Could you turn every line of the material below into a Markdown table with two columns, Row and Text, putting a row number in Row and the line itself in Text, and leaving out blank lines?

Records shown
▼

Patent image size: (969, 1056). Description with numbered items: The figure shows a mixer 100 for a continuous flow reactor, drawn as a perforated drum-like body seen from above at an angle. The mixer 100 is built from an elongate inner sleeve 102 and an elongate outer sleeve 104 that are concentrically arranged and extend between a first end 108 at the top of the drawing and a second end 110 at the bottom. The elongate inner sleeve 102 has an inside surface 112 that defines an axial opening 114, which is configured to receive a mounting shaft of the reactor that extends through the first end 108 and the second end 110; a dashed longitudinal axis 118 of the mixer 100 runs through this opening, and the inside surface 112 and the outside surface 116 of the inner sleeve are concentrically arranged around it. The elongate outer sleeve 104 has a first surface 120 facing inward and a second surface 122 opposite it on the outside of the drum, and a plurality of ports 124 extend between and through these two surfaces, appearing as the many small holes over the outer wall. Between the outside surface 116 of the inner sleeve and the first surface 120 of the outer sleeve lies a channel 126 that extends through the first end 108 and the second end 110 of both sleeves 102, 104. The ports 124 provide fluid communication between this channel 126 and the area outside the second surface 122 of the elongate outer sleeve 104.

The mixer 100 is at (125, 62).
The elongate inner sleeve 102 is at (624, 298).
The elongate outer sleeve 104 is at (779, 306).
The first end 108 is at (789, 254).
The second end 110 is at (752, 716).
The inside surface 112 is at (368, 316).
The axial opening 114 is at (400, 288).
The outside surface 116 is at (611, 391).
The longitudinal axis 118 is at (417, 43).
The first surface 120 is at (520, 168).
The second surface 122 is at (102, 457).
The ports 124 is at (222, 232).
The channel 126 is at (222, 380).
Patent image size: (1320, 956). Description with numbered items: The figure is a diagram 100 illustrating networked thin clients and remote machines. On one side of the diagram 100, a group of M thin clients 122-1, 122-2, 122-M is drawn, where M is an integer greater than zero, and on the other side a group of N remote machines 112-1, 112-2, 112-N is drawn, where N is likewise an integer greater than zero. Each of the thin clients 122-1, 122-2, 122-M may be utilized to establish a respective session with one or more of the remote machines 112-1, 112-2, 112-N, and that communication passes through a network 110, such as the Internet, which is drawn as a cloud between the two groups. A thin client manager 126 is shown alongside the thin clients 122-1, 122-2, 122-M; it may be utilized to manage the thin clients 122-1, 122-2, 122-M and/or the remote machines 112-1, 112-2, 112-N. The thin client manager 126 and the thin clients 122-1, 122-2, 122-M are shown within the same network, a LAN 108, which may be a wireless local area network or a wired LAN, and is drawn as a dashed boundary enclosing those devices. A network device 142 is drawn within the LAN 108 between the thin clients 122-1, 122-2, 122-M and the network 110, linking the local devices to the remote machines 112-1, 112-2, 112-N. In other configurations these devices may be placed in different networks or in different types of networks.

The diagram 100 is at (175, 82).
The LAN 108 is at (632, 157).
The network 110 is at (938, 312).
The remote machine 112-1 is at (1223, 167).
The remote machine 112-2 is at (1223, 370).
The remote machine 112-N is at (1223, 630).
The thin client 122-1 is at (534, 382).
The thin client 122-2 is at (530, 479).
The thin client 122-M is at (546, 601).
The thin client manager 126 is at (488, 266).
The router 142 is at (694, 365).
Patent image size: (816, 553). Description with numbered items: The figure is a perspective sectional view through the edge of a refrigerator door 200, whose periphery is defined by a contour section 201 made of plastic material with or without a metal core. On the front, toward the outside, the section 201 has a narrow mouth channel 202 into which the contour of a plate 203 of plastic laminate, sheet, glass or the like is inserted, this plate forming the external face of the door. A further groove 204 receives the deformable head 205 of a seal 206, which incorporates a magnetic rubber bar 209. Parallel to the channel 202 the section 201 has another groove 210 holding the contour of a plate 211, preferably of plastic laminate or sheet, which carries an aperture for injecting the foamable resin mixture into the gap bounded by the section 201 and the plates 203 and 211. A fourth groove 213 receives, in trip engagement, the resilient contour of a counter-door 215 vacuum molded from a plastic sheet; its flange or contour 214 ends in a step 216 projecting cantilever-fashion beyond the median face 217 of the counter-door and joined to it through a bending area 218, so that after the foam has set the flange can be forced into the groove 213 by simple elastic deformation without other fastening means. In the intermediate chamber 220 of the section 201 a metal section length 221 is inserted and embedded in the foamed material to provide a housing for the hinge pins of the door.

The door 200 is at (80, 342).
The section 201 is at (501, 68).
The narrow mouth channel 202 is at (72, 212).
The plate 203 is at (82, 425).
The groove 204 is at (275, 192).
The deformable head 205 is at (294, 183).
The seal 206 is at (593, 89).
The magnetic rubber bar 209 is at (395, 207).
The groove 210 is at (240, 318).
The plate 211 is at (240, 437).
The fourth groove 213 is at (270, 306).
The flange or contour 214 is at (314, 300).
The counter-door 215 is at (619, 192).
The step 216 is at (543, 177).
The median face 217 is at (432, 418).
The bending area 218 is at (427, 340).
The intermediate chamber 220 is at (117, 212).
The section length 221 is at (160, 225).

▲

Solution to this task
| Row | Text |
|---|---|
| 1 | Patent image size: (969, 1056). Description with numbered items: The figure shows a mixer 100 for a continuous flow reactor, drawn as a perforated drum-like body seen from above at an angle. The mixer 100 is built from an elongate inner sleeve 102 and an elongate outer sleeve 104 that are concentrically arranged and extend between a first end 108 at the top of the drawing and a second end 110 at the bottom. The elongate inner sleeve 102 has an inside surface 112 that defines an axial opening 114, which is configured to receive a mounting shaft of the reactor that extends through the first end 108 and the second end 110; a dashed longitudinal axis 118 of the mixer 100 runs through this opening, and the inside surface 112 and the outside surface 116 of the inner sleeve are concentrically arranged around it. The elongate outer sleeve 104 has a first surface 120 facing inward and a second surface 122 opposite it on the outside of the drum, and a plurality of ports 124 extend between and through these two surfaces, appearing as the many small holes over the outer wall. Between the outside surface 116 of the inner sleeve and the first surface 120 of the outer sleeve lies a channel 126 that extends through the first end 108 and the second end 110 of both sleeves 102, 104. The ports 124 provide fluid communication between this channel 126 and the area outside the second surface 122 of the elongate outer sleeve 104. |
| 2 | The mixer 100 is at (125, 62). |
| 3 | The elongate inner sleeve 102 is at (624, 298). |
| 4 | The elongate outer sleeve 104 is at (779, 306). |
| 5 | The first end 108 is at (789, 254). |
| 6 | The second end 110 is at (752, 716). |
| 7 | The inside surface 112 is at (368, 316). |
| 8 | The axial opening 114 is at (400, 288). |
| 9 | The outside surface 116 is at (611, 391). |
| 10 | The longitudinal axis 118 is at (417, 43). |
| 11 | The first surface 120 is at (520, 168). |
| 12 | The second surface 122 is at (102, 457). |
| 13 | The ports 124 is at (222, 232). |
| 14 | The channel 126 is at (222, 380). |
| 15 | Patent image size: (1320, 956). Description with numbered items: The figure is a diagram 100 illustrating networked thin clients and remote machines. On one side of the diagram 100, a group of M thin clients 122-1, 122-2, 122-M is drawn, where M is an integer greater than zero, and on the other side a group of N remote machines 112-1, 112-2, 112-N is drawn, where N is likewise an integer greater than zero. Each of the thin clients 122-1, 122-2, 122-M may be utilized to establish a respective session with one or more of the remote machines 112-1, 112-2, 112-N, and that communication passes through a network 110, such as the Internet, which is drawn as a cloud between the two groups. A thin client manager 126 is shown alongside the thin clients 122-1, 122-2, 122-M; it may be utilized to manage the thin clients 122-1, 122-2, 122-M and/or the remote machines 112-1, 112-2, 112-N. The thin client manager 126 and the thin clients 122-1, 122-2, 122-M are shown within the same network, a LAN 108, which may be a wireless local area network or a wired LAN, and is drawn as a dashed boundary enclosing those devices. A network device 142 is drawn within the LAN 108 between the thin clients 122-1, 122-2, 122-M and the network 110, linking the local devices to the remote machines 112-1, 112-2, 112-N. In other configurations these devices may be placed in different networks or in different types of networks. |
| 16 | The diagram 100 is at (175, 82). |
| 17 | The LAN 108 is at (632, 157). |
| 18 | The network 110 is at (938, 312). |
| 19 | The remote machine 112-1 is at (1223, 167). |
| 20 | The remote machine 112-2 is at (1223, 370). |
| 21 | The remote machine 112-N is at (1223, 630). |
| 22 | The thin client 122-1 is at (534, 382). |
| 23 | The thin client 122-2 is at (530, 479). |
| 24 | The thin client 122-M is at (546, 601). |
| 25 | The thin client manager 126 is at (488, 266). |
| 26 | The router 142 is at (694, 365). |
| 27 | Patent image size: (816, 553). Description with numbered items: The figure is a perspective sectional view through the edge of a refrigerator door 200, whose periphery is defined by a contour section 201 made of plastic material with or without a metal core. On the front, toward the outside, the section 201 has a narrow mouth channel 202 into which the contour of a plate 203 of plastic laminate, sheet, glass or the like is inserted, this plate forming the external face of the door. A further groove 204 receives the deformable head 205 of a seal 206, which incorporates a magnetic rubber bar 209. Parallel to the channel 202 the section 201 has another groove 210 holding the contour of a plate 211, preferably of plastic laminate or sheet, which carries an aperture for injecting the foamable resin mixture into the gap bounded by the section 201 and the plates 203 and 211. A fourth groove 213 receives, in trip engagement, the resilient contour of a counter-door 215 vacuum molded from a plastic sheet; its flange or contour 214 ends in a step 216 projecting cantilever-fashion beyond the median face 217 of the counter-door and joined to it through a bending area 218, so that after the foam has set the flange can be forced into the groove 213 by simple elastic deformation without other fastening means. In the intermediate chamber 220 of the section 201 a metal section length 221 is inserted and embedded in the foamed material to provide a housing for the hinge pins of the door. |
| 28 | The door 200 is at (80, 342). |
| 29 | The section 201 is at (501, 68). |
| 30 | The narrow mouth channel 202 is at (72, 212). |
| 31 | The plate 203 is at (82, 425). |
| 32 | The groove 204 is at (275, 192). |
| 33 | The deformable head 205 is at (294, 183). |
| 34 | The seal 206 is at (593, 89). |
| 35 | The magnetic rubber bar 209 is at (395, 207). |
| 36 | The groove 210 is at (240, 318). |
| 37 | The plate 211 is at (240, 437). |
| 38 | The fourth groove 213 is at (270, 306). |
| 39 | The flange or contour 214 is at (314, 300). |
| 40 | The counter-door 215 is at (619, 192). |
| 41 | The step 216 is at (543, 177). |
| 42 | The median face 217 is at (432, 418). |
| 43 | The bending area 218 is at (427, 340). |
| 44 | The intermediate chamber 220 is at (117, 212). |
| 45 | The section length 221 is at (160, 225). |